Short problem:
Without the images, print all the entries below exactly as given.
==========
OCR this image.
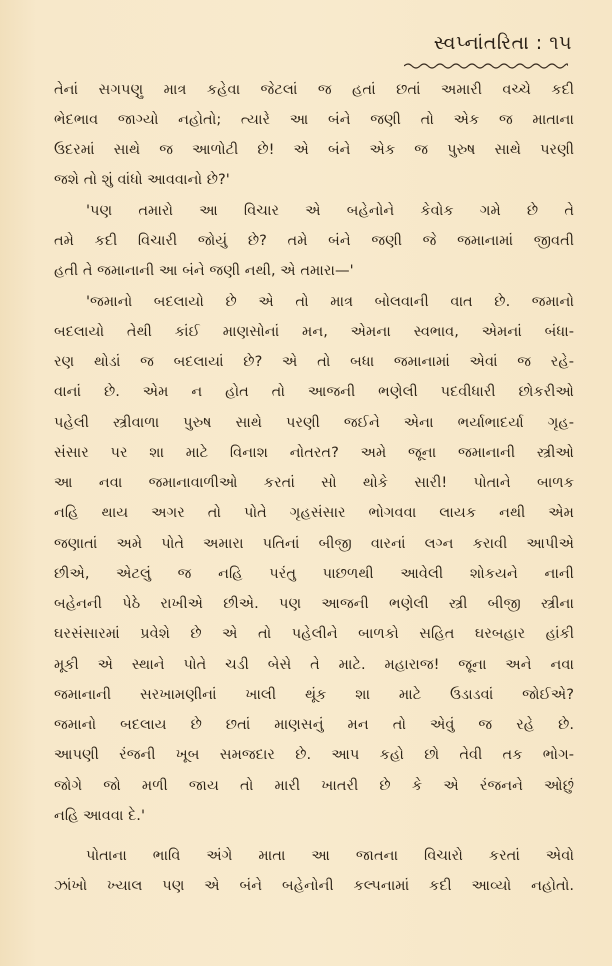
સ્વપ્નાંતરિતા : ૧૫
તેનાં સગપણુ માત્ર કહેવા જેટલાં જ હતાં છતાં અમારી વચ્ચે કદી
ભેદભાવ જાગ્યો નહોતો; ત્યારે આ બંને જણી તો એક જ માતાના
ઉદરમાં સાથે જ આળોટી છે! એ બંને એક જ પુરુષ સાથે પરણી
જશે તો શું વાંધો આવવાનો છે?'
'પણ તમારો આ વિચાર એ બહેનોને કેવોક ગમે છે તે
તમે કદી વિચારી જોયું છે? તમે બંને જણી જે જમાનામાં જીવતી
હતી તે જમાનાની આ બંને જણી નથી, એ તમારા—'
'જમાનો બદલાયો છે એ તો માત્ર બોલવાની વાત છે. જમાનો
બદલાયો તેથી કાંઈ માણસોનાં મન, એમના સ્વભાવ, એમનાં બંધા-
રણ થોડાં જ બદલાયાં છે? એ તો બધા જમાનામાં એવાં જ રહે-
વાનાં છે. એમ ન હોત તો આજની ભણેલી પદવીધારી છોકરીઓ
પહેલી સ્ત્રીવાળા પુરુષ સાથે પરણી જઈને એના ભર્યાભાદર્યા ગૃહ-
સંસાર પર શા માટે વિનાશ નોતરત? અમે જૂના જમાનાની સ્ત્રીઓ
આ નવા જમાનાવાળીઓ કરતાં સો થોકે સારી! પોતાને બાળક
નહિ થાય અગર તો પોતે ગૃહસંસાર ભોગવવા લાયક નથી એમ
જણાતાં અમે પોતે અમારા પતિનાં બીજી વારનાં લગ્ન કરાવી આપીએ
છીએ, એટલું જ નહિ પરંતુ પાછળથી આવેલી શોકયને નાની
બહેનની પેઠે રાખીએ છીએ. પણ આજની ભણેલી સ્ત્રી બીજી સ્ત્રીના
ઘરસંસારમાં પ્રવેશે છે એ તો પહેલીને બાળકો સહિત ઘરબહાર હાંકી
મૂકી એ સ્થાને પોતે ચડી બેસે તે માટે. મહારાજ! જૂના અને નવા
જમાનાની સરખામણીનાં ખાલી થૂંક શા માટે ઉડાડવાં જોઈએ?
જમાનો બદલાય છે છતાં માણસનું મન તો એવું જ રહે છે.
આપણી રંજની ખૂબ સમજદાર છે. આપ કહો છો તેવી તક ભોગ-
જોગે જો મળી જાય તો મારી ખાતરી છે કે એ રંજનને ઓછું
નહિ આવવા દે.'
પોતાના ભાવિ અંગે માતા આ જાતના વિચારો કરતાં એવો
ઝાંખો ખ્યાલ પણ એ બંને બહેનોની કલ્પનામાં કદી આવ્યો નહોતો.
==========
Exercise response:
OCR this image.
સ્વપ્નાંતરિતા : ૧૫
તેનાં સગપણુ માત્ર કહેવા જેટલાં જ હતાં છતાં અમારી વચ્ચે કદી
ભેદભાવ જાગ્યો નહોતો; ત્યારે આ બંને જણી તો એક જ માતાના
ઉદરમાં સાથે જ આળોટી છે! એ બંને એક જ પુરુષ સાથે પરણી
જશે તો શું વાંધો આવવાનો છે?'
'પણ તમારો આ વિચાર એ બહેનોને કેવોક ગમે છે તે
તમે કદી વિચારી જોયું છે? તમે બંને જણી જે જમાનામાં જીવતી
હતી તે જમાનાની આ બંને જણી નથી, એ તમારા—'
'જમાનો બદલાયો છે એ તો માત્ર બોલવાની વાત છે. જમાનો
બદલાયો તેથી કાંઈ માણસોનાં મન, એમના સ્વભાવ, એમનાં બંધા-
રણ થોડાં જ બદલાયાં છે? એ તો બધા જમાનામાં એવાં જ રહે-
વાનાં છે. એમ ન હોત તો આજની ભણેલી પદવીધારી છોકરીઓ
પહેલી સ્ત્રીવાળા પુરુષ સાથે પરણી જઈને એના ભર્યાભાદર્યા ગૃહ-
સંસાર પર શા માટે વિનાશ નોતરત? અમે જૂના જમાનાની સ્ત્રીઓ
આ નવા જમાનાવાળીઓ કરતાં સો થોકે સારી! પોતાને બાળક
નહિ થાય અગર તો પોતે ગૃહસંસાર ભોગવવા લાયક નથી એમ
જણાતાં અમે પોતે અમારા પતિનાં બીજી વારનાં લગ્ન કરાવી આપીએ
છીએ, એટલું જ નહિ પરંતુ પાછળથી આવેલી શોકયને નાની
બહેનની પેઠે રાખીએ છીએ. પણ આજની ભણેલી સ્ત્રી બીજી સ્ત્રીના
ઘરસંસારમાં પ્રવેશે છે એ તો પહેલીને બાળકો સહિત ઘરબહાર હાંકી
મૂકી એ સ્થાને પોતે ચડી બેસે તે માટે. મહારાજ! જૂના અને નવા
જમાનાની સરખામણીનાં ખાલી થૂંક શા માટે ઉડાડવાં જોઈએ?
જમાનો બદલાય છે છતાં માણસનું મન તો એવું જ રહે છે.
આપણી રંજની ખૂબ સમજદાર છે. આપ કહો છો તેવી તક ભોગ-
જોગે જો મળી જાય તો મારી ખાતરી છે કે એ રંજનને ઓછું
નહિ આવવા દે.'
પોતાના ભાવિ અંગે માતા આ જાતના વિચારો કરતાં એવો
ઝાંખો ખ્યાલ પણ એ બંને બહેનોની કલ્પનામાં કદી આવ્યો નહોતો.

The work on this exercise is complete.